[Rows from a dataset]
►

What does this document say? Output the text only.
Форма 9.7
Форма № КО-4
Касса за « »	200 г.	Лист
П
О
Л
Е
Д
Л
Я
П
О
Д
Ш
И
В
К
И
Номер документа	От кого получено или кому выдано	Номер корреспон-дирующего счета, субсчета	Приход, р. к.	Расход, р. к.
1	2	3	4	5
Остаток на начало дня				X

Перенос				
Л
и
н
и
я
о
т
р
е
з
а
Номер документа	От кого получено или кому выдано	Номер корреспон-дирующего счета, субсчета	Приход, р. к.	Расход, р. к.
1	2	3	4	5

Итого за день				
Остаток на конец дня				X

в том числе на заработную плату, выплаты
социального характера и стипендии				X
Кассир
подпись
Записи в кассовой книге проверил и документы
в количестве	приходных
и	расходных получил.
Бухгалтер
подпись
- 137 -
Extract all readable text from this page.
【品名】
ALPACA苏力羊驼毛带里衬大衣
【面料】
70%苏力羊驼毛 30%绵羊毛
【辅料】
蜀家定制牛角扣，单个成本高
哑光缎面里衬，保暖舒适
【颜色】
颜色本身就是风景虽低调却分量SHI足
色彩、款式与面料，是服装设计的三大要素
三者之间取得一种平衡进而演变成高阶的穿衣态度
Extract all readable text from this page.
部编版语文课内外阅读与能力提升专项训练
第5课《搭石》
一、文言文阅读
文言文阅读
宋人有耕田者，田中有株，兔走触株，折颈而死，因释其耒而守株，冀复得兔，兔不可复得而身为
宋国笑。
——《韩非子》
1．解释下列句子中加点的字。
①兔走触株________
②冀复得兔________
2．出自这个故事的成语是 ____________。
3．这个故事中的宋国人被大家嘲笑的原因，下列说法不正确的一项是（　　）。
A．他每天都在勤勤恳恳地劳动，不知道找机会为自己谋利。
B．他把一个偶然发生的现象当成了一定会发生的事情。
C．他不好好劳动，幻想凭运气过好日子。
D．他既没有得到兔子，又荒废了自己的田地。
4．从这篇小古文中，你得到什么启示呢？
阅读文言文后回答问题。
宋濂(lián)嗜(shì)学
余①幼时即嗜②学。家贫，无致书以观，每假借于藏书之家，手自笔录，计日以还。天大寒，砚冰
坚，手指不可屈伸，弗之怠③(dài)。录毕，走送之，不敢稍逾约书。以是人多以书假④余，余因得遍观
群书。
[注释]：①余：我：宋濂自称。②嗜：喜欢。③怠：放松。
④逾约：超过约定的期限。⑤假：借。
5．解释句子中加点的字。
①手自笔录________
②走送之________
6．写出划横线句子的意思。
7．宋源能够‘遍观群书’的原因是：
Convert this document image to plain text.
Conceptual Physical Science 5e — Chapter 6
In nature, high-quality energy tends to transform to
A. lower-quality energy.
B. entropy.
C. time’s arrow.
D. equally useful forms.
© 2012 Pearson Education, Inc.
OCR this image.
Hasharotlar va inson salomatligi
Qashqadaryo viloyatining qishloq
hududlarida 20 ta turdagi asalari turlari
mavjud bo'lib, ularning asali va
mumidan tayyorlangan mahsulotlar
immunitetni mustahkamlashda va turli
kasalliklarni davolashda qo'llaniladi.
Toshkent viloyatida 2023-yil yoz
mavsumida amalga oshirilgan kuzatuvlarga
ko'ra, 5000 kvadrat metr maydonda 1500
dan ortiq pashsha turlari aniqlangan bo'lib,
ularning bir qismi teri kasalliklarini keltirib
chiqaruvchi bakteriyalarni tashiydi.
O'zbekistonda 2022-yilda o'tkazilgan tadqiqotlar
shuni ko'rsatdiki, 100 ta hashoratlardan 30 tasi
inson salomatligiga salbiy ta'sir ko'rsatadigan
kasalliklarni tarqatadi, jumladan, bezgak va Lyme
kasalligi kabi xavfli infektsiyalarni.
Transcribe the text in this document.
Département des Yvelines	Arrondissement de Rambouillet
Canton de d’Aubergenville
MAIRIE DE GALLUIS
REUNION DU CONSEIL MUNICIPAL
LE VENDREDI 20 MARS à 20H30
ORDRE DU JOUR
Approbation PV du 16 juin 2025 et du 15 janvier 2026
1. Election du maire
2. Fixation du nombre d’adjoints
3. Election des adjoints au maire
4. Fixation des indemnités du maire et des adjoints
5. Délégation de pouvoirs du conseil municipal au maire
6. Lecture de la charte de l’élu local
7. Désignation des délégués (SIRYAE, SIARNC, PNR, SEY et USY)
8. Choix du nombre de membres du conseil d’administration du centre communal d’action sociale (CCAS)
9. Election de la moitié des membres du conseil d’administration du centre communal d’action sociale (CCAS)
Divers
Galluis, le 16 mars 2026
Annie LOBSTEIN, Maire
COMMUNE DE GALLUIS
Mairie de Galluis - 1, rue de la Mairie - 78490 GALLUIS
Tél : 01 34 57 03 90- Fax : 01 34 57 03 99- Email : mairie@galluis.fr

◄

• **OBJECTIVE**: Please reproduce each line exactly as written.

• **WRITTEN ANSWER**:
What does this document say? Output the text only.
Форма 9.7
Форма № КО-4
Касса за « »	200 г.	Лист
П
О
Л
Е
Д
Л
Я
П
О
Д
Ш
И
В
К
И
Номер документа	От кого получено или кому выдано	Номер корреспон-дирующего счета, субсчета	Приход, р. к.	Расход, р. к.
1	2	3	4	5
Остаток на начало дня				X

Перенос				
Л
и
н
и
я
о
т
р
е
з
а
Номер документа	От кого получено или кому выдано	Номер корреспон-дирующего счета, субсчета	Приход, р. к.	Расход, р. к.
1	2	3	4	5

Итого за день				
Остаток на конец дня				X

в том числе на заработную плату, выплаты
социального характера и стипендии				X
Кассир
подпись
Записи в кассовой книге проверил и документы
в количестве	приходных
и	расходных получил.
Бухгалтер
подпись
- 137 -
Extract all readable text from this page.
【品名】
ALPACA苏力羊驼毛带里衬大衣
【面料】
70%苏力羊驼毛 30%绵羊毛
【辅料】
蜀家定制牛角扣，单个成本高
哑光缎面里衬，保暖舒适
【颜色】
颜色本身就是风景虽低调却分量SHI足
色彩、款式与面料，是服装设计的三大要素
三者之间取得一种平衡进而演变成高阶的穿衣态度
Extract all readable text from this page.
部编版语文课内外阅读与能力提升专项训练
第5课《搭石》
一、文言文阅读
文言文阅读
宋人有耕田者，田中有株，兔走触株，折颈而死，因释其耒而守株，冀复得兔，兔不可复得而身为
宋国笑。
——《韩非子》
1．解释下列句子中加点的字。
①兔走触株________
②冀复得兔________
2．出自这个故事的成语是 ____________。
3．这个故事中的宋国人被大家嘲笑的原因，下列说法不正确的一项是（　　）。
A．他每天都在勤勤恳恳地劳动，不知道找机会为自己谋利。
B．他把一个偶然发生的现象当成了一定会发生的事情。
C．他不好好劳动，幻想凭运气过好日子。
D．他既没有得到兔子，又荒废了自己的田地。
4．从这篇小古文中，你得到什么启示呢？
阅读文言文后回答问题。
宋濂(lián)嗜(shì)学
余①幼时即嗜②学。家贫，无致书以观，每假借于藏书之家，手自笔录，计日以还。天大寒，砚冰
坚，手指不可屈伸，弗之怠③(dài)。录毕，走送之，不敢稍逾约书。以是人多以书假④余，余因得遍观
群书。
[注释]：①余：我：宋濂自称。②嗜：喜欢。③怠：放松。
④逾约：超过约定的期限。⑤假：借。
5．解释句子中加点的字。
①手自笔录________
②走送之________
6．写出划横线句子的意思。
7．宋源能够‘遍观群书’的原因是：
Convert this document image to plain text.
Conceptual Physical Science 5e — Chapter 6
In nature, high-quality energy tends to transform to
A. lower-quality energy.
B. entropy.
C. time’s arrow.
D. equally useful forms.
© 2012 Pearson Education, Inc.
OCR this image.
Hasharotlar va inson salomatligi
Qashqadaryo viloyatining qishloq
hududlarida 20 ta turdagi asalari turlari
mavjud bo'lib, ularning asali va
mumidan tayyorlangan mahsulotlar
immunitetni mustahkamlashda va turli
kasalliklarni davolashda qo'llaniladi.
Toshkent viloyatida 2023-yil yoz
mavsumida amalga oshirilgan kuzatuvlarga
ko'ra, 5000 kvadrat metr maydonda 1500
dan ortiq pashsha turlari aniqlangan bo'lib,
ularning bir qismi teri kasalliklarini keltirib
chiqaruvchi bakteriyalarni tashiydi.
O'zbekistonda 2022-yilda o'tkazilgan tadqiqotlar
shuni ko'rsatdiki, 100 ta hashoratlardan 30 tasi
inson salomatligiga salbiy ta'sir ko'rsatadigan
kasalliklarni tarqatadi, jumladan, bezgak va Lyme
kasalligi kabi xavfli infektsiyalarni.
Transcribe the text in this document.
Département des Yvelines	Arrondissement de Rambouillet
Canton de d’Aubergenville
MAIRIE DE GALLUIS
REUNION DU CONSEIL MUNICIPAL
LE VENDREDI 20 MARS à 20H30
ORDRE DU JOUR
Approbation PV du 16 juin 2025 et du 15 janvier 2026
1. Election du maire
2. Fixation du nombre d’adjoints
3. Election des adjoints au maire
4. Fixation des indemnités du maire et des adjoints
5. Délégation de pouvoirs du conseil municipal au maire
6. Lecture de la charte de l’élu local
7. Désignation des délégués (SIRYAE, SIARNC, PNR, SEY et USY)
8. Choix du nombre de membres du conseil d’administration du centre communal d’action sociale (CCAS)
9. Election de la moitié des membres du conseil d’administration du centre communal d’action sociale (CCAS)
Divers
Galluis, le 16 mars 2026
Annie LOBSTEIN, Maire
COMMUNE DE GALLUIS
Mairie de Galluis - 1, rue de la Mairie - 78490 GALLUIS
Tél : 01 34 57 03 90- Fax : 01 34 57 03 99- Email : mairie@galluis.fr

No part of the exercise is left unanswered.